What you should do: Your job is to restate each entry word for word.

-- Start of Records to process --

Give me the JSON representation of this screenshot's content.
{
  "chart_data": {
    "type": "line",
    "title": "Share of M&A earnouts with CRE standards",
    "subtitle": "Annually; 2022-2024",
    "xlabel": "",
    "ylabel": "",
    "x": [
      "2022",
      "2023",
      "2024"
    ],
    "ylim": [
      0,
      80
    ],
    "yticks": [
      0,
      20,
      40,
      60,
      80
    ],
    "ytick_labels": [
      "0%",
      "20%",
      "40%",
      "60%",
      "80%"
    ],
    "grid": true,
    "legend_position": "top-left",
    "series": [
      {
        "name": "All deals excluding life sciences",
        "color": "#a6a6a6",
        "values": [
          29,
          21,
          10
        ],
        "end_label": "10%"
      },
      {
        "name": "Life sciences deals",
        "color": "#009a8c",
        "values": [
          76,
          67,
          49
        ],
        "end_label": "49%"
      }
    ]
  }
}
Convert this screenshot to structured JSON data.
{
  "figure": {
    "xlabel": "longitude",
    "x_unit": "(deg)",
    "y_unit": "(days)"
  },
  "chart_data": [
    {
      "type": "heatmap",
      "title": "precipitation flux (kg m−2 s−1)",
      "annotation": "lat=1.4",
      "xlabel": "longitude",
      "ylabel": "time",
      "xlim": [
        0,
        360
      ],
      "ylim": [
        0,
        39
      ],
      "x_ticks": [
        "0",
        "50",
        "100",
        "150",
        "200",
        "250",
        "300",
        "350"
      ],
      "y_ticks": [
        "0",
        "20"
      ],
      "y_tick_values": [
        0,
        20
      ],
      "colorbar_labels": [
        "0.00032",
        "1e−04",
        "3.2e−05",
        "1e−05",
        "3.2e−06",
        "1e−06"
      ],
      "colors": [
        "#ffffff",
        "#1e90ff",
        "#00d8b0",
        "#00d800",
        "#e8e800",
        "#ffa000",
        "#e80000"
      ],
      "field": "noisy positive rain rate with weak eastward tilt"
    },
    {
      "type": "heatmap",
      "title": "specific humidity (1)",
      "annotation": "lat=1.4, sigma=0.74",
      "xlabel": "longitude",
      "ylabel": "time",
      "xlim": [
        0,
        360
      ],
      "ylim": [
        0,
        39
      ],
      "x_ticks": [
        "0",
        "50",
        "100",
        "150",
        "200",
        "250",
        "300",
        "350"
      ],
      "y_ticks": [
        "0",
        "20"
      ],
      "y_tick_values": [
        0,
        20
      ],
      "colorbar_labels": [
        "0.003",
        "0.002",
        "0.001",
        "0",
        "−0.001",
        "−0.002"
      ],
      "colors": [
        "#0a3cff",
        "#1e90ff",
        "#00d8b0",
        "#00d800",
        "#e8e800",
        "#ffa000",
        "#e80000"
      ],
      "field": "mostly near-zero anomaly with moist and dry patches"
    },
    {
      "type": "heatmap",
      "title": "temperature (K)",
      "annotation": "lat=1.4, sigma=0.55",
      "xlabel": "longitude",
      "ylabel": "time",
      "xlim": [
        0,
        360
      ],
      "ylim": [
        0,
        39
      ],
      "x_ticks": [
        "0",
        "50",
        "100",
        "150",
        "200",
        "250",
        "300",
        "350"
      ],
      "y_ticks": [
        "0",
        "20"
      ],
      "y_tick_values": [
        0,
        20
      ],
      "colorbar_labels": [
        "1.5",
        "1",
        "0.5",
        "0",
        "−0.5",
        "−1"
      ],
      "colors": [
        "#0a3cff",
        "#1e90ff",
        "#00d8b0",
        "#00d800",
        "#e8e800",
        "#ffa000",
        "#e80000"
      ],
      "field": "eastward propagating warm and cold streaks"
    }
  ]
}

-- End of Records to process --

Solution:
Give me the JSON representation of this screenshot's content.
{
  "chart_data": {
    "type": "line",
    "title": "Share of M&A earnouts with CRE standards",
    "subtitle": "Annually; 2022-2024",
    "xlabel": "",
    "ylabel": "",
    "x": [
      "2022",
      "2023",
      "2024"
    ],
    "ylim": [
      0,
      80
    ],
    "yticks": [
      0,
      20,
      40,
      60,
      80
    ],
    "ytick_labels": [
      "0%",
      "20%",
      "40%",
      "60%",
      "80%"
    ],
    "grid": true,
    "legend_position": "top-left",
    "series": [
      {
        "name": "All deals excluding life sciences",
        "color": "#a6a6a6",
        "values": [
          29,
          21,
          10
        ],
        "end_label": "10%"
      },
      {
        "name": "Life sciences deals",
        "color": "#009a8c",
        "values": [
          76,
          67,
          49
        ],
        "end_label": "49%"
      }
    ]
  }
}
Convert this screenshot to structured JSON data.
{
  "figure": {
    "xlabel": "longitude",
    "x_unit": "(deg)",
    "y_unit": "(days)"
  },
  "chart_data": [
    {
      "type": "heatmap",
      "title": "precipitation flux (kg m−2 s−1)",
      "annotation": "lat=1.4",
      "xlabel": "longitude",
      "ylabel": "time",
      "xlim": [
        0,
        360
      ],
      "ylim": [
        0,
        39
      ],
      "x_ticks": [
        "0",
        "50",
        "100",
        "150",
        "200",
        "250",
        "300",
        "350"
      ],
      "y_ticks": [
        "0",
        "20"
      ],
      "y_tick_values": [
        0,
        20
      ],
      "colorbar_labels": [
        "0.00032",
        "1e−04",
        "3.2e−05",
        "1e−05",
        "3.2e−06",
        "1e−06"
      ],
      "colors": [
        "#ffffff",
        "#1e90ff",
        "#00d8b0",
        "#00d800",
        "#e8e800",
        "#ffa000",
        "#e80000"
      ],
      "field": "noisy positive rain rate with weak eastward tilt"
    },
    {
      "type": "heatmap",
      "title": "specific humidity (1)",
      "annotation": "lat=1.4, sigma=0.74",
      "xlabel": "longitude",
      "ylabel": "time",
      "xlim": [
        0,
        360
      ],
      "ylim": [
        0,
        39
      ],
      "x_ticks": [
        "0",
        "50",
        "100",
        "150",
        "200",
        "250",
        "300",
        "350"
      ],
      "y_ticks": [
        "0",
        "20"
      ],
      "y_tick_values": [
        0,
        20
      ],
      "colorbar_labels": [
        "0.003",
        "0.002",
        "0.001",
        "0",
        "−0.001",
        "−0.002"
      ],
      "colors": [
        "#0a3cff",
        "#1e90ff",
        "#00d8b0",
        "#00d800",
        "#e8e800",
        "#ffa000",
        "#e80000"
      ],
      "field": "mostly near-zero anomaly with moist and dry patches"
    },
    {
      "type": "heatmap",
      "title": "temperature (K)",
      "annotation": "lat=1.4, sigma=0.55",
      "xlabel": "longitude",
      "ylabel": "time",
      "xlim": [
        0,
        360
      ],
      "ylim": [
        0,
        39
      ],
      "x_ticks": [
        "0",
        "50",
        "100",
        "150",
        "200",
        "250",
        "300",
        "350"
      ],
      "y_ticks": [
        "0",
        "20"
      ],
      "y_tick_values": [
        0,
        20
      ],
      "colorbar_labels": [
        "1.5",
        "1",
        "0.5",
        "0",
        "−0.5",
        "−1"
      ],
      "colors": [
        "#0a3cff",
        "#1e90ff",
        "#00d8b0",
        "#00d800",
        "#e8e800",
        "#ffa000",
        "#e80000"
      ],
      "field": "eastward propagating warm and cold streaks"
    }
  ]
}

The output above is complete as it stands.